Aim of the exercise:
Show all lines holding the string "parents".
##### Entries provided
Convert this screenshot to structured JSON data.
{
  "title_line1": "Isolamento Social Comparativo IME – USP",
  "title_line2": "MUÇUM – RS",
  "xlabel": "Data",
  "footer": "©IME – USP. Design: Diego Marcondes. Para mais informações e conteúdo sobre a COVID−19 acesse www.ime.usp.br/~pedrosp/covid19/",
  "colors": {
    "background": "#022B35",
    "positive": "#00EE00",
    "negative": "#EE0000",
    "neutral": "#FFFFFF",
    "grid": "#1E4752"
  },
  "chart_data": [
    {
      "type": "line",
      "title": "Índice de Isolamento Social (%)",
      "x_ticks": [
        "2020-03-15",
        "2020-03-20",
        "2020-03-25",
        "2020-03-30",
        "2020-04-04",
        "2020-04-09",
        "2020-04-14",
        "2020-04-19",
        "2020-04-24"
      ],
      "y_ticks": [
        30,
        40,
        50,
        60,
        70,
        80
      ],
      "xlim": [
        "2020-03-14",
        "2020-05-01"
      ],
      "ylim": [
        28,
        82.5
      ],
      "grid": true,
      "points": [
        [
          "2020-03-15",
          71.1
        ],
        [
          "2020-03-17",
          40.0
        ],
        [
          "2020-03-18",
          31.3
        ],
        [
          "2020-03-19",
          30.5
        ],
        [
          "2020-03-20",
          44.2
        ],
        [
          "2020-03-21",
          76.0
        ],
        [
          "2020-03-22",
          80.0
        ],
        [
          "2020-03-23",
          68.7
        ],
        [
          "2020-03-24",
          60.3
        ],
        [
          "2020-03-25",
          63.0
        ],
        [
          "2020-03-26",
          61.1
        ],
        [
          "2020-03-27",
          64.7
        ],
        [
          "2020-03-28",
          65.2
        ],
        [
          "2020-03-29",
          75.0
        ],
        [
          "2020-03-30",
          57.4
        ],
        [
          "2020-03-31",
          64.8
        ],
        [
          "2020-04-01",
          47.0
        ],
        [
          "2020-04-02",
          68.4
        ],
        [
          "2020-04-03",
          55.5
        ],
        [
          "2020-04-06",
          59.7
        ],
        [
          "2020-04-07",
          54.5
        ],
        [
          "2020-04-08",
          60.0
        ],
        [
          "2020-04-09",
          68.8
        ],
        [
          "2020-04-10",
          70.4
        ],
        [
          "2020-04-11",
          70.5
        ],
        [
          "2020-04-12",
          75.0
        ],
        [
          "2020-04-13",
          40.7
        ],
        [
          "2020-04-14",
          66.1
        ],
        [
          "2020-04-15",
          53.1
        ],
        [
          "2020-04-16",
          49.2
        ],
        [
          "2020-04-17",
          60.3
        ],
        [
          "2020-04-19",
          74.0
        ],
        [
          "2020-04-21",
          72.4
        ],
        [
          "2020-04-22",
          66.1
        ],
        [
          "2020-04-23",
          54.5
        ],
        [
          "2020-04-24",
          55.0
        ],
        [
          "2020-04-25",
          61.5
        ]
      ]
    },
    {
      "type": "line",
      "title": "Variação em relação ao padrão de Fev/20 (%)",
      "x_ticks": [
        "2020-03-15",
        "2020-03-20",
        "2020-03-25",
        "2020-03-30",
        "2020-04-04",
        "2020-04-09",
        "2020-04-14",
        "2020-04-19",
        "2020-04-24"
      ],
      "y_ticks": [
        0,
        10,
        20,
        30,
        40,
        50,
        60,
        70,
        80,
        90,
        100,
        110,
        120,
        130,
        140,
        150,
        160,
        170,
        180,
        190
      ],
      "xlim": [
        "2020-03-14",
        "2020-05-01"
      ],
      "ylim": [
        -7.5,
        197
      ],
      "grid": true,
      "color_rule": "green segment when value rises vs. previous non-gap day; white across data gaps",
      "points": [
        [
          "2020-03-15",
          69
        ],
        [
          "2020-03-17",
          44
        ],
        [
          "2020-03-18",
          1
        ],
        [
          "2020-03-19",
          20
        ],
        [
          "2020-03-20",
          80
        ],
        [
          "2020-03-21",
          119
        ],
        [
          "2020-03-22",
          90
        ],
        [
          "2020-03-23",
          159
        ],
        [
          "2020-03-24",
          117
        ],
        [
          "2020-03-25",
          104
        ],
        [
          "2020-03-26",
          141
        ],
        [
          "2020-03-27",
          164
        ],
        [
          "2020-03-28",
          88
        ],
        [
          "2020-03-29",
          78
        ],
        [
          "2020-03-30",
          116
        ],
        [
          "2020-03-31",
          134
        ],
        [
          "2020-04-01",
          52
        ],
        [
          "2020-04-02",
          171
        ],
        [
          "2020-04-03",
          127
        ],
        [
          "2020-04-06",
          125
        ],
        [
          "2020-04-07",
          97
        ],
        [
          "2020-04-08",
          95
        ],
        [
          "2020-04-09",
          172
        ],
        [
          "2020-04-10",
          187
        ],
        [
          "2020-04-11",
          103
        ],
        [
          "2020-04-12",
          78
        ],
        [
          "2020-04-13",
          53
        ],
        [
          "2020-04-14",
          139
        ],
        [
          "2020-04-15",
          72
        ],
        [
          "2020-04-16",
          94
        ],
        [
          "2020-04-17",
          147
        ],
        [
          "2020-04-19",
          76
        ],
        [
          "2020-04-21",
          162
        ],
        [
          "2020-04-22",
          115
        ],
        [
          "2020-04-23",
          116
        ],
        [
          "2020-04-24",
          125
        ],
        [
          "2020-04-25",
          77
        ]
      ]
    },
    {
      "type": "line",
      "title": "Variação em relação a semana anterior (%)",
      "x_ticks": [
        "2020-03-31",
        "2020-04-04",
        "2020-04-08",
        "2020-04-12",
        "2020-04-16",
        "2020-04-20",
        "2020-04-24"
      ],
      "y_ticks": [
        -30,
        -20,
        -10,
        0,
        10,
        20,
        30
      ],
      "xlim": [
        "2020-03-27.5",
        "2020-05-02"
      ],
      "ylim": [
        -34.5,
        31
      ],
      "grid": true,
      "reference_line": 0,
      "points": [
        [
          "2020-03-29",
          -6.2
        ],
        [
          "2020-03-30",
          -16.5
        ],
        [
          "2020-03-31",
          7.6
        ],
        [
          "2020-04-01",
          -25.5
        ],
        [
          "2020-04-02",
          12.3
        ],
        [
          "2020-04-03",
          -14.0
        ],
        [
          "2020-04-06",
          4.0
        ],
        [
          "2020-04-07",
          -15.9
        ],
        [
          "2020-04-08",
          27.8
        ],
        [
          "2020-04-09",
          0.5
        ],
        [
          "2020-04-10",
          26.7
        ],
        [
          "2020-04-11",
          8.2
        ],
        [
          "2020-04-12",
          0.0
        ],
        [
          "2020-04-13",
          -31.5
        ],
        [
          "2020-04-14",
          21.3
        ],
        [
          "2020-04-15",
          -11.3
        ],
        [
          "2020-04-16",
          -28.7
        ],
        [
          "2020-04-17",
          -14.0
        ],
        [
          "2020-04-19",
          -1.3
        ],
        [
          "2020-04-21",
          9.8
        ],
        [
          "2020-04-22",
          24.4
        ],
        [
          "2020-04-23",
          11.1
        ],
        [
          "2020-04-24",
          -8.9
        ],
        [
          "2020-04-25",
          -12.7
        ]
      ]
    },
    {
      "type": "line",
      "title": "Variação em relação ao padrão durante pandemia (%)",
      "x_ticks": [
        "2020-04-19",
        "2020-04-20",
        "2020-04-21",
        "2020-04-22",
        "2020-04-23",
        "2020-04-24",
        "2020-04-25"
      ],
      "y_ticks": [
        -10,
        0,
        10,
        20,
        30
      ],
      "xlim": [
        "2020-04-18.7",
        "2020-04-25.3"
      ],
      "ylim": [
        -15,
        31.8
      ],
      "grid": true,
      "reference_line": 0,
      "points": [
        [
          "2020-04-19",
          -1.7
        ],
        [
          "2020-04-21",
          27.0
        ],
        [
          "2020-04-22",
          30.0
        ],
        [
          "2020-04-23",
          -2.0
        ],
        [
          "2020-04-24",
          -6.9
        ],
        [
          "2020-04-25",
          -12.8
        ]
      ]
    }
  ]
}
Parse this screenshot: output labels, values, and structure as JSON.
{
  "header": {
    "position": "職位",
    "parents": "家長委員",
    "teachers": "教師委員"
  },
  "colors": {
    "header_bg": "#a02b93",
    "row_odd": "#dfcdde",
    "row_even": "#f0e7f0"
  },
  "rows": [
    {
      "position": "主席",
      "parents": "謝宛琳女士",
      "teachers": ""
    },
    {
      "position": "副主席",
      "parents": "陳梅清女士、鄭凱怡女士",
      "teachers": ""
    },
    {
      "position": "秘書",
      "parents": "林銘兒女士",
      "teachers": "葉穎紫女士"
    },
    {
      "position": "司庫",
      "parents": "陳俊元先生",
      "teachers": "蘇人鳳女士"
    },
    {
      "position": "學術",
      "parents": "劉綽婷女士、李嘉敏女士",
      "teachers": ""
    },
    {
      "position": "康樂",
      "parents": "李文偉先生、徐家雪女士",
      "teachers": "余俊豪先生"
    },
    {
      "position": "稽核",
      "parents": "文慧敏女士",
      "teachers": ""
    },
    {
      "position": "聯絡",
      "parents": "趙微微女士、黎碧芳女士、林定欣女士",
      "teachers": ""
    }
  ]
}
##########
Task answer:
    "parents": "家長委員",
      "parents": "謝宛琳女士",
      "parents": "陳梅清女士、鄭凱怡女士",
      "parents": "林銘兒女士",
      "parents": "陳俊元先生",
      "parents": "劉綽婷女士、李嘉敏女士",
      "parents": "李文偉先生、徐家雪女士",
      "parents": "文慧敏女士",
      "parents": "趙微微女士、黎碧芳女士、林定欣女士",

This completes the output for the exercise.